- Set problem: Your task is to transcribe the data in full.

(Data records)
········

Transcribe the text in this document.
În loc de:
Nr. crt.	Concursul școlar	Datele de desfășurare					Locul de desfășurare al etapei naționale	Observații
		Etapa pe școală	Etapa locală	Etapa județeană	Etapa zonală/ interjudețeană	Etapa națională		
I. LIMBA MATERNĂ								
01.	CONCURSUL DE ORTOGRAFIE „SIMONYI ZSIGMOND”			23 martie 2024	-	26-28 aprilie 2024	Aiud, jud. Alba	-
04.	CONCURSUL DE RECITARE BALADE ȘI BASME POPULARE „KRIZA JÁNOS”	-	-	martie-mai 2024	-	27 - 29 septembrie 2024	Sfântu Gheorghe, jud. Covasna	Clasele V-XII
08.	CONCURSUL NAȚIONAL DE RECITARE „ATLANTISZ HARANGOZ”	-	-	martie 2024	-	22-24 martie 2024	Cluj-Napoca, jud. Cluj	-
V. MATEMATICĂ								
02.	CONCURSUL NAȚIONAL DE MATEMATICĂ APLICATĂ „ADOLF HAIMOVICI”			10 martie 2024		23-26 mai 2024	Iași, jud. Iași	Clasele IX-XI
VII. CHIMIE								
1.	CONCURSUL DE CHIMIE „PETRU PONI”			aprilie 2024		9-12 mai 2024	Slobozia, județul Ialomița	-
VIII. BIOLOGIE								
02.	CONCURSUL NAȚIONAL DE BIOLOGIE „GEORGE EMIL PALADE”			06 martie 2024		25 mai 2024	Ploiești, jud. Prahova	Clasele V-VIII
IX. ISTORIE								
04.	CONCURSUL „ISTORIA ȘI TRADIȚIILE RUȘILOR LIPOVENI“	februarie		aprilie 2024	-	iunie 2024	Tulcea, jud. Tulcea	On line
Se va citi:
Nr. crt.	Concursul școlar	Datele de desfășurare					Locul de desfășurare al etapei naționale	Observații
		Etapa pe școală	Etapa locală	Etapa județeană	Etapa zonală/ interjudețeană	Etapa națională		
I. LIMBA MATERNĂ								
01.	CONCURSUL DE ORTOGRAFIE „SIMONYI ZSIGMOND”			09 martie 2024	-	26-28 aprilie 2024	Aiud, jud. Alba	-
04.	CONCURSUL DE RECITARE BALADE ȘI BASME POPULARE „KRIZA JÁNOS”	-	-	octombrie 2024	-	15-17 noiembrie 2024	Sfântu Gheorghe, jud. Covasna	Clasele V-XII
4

········

- Answer to the exercise:
Transcribe the text in this document.
În loc de:
Nr. crt.	Concursul școlar	Datele de desfășurare					Locul de desfășurare al etapei naționale	Observații
		Etapa pe școală	Etapa locală	Etapa județeană	Etapa zonală/ interjudețeană	Etapa națională		
I. LIMBA MATERNĂ								
01.	CONCURSUL DE ORTOGRAFIE „SIMONYI ZSIGMOND”			23 martie 2024	-	26-28 aprilie 2024	Aiud, jud. Alba	-
04.	CONCURSUL DE RECITARE BALADE ȘI BASME POPULARE „KRIZA JÁNOS”	-	-	martie-mai 2024	-	27 - 29 septembrie 2024	Sfântu Gheorghe, jud. Covasna	Clasele V-XII
08.	CONCURSUL NAȚIONAL DE RECITARE „ATLANTISZ HARANGOZ”	-	-	martie 2024	-	22-24 martie 2024	Cluj-Napoca, jud. Cluj	-
V. MATEMATICĂ								
02.	CONCURSUL NAȚIONAL DE MATEMATICĂ APLICATĂ „ADOLF HAIMOVICI”			10 martie 2024		23-26 mai 2024	Iași, jud. Iași	Clasele IX-XI
VII. CHIMIE								
1.	CONCURSUL DE CHIMIE „PETRU PONI”			aprilie 2024		9-12 mai 2024	Slobozia, județul Ialomița	-
VIII. BIOLOGIE								
02.	CONCURSUL NAȚIONAL DE BIOLOGIE „GEORGE EMIL PALADE”			06 martie 2024		25 mai 2024	Ploiești, jud. Prahova	Clasele V-VIII
IX. ISTORIE								
04.	CONCURSUL „ISTORIA ȘI TRADIȚIILE RUȘILOR LIPOVENI“	februarie		aprilie 2024	-	iunie 2024	Tulcea, jud. Tulcea	On line
Se va citi:
Nr. crt.	Concursul școlar	Datele de desfășurare					Locul de desfășurare al etapei naționale	Observații
		Etapa pe școală	Etapa locală	Etapa județeană	Etapa zonală/ interjudețeană	Etapa națională		
I. LIMBA MATERNĂ								
01.	CONCURSUL DE ORTOGRAFIE „SIMONYI ZSIGMOND”			09 martie 2024	-	26-28 aprilie 2024	Aiud, jud. Alba	-
04.	CONCURSUL DE RECITARE BALADE ȘI BASME POPULARE „KRIZA JÁNOS”	-	-	octombrie 2024	-	15-17 noiembrie 2024	Sfântu Gheorghe, jud. Covasna	Clasele V-XII
4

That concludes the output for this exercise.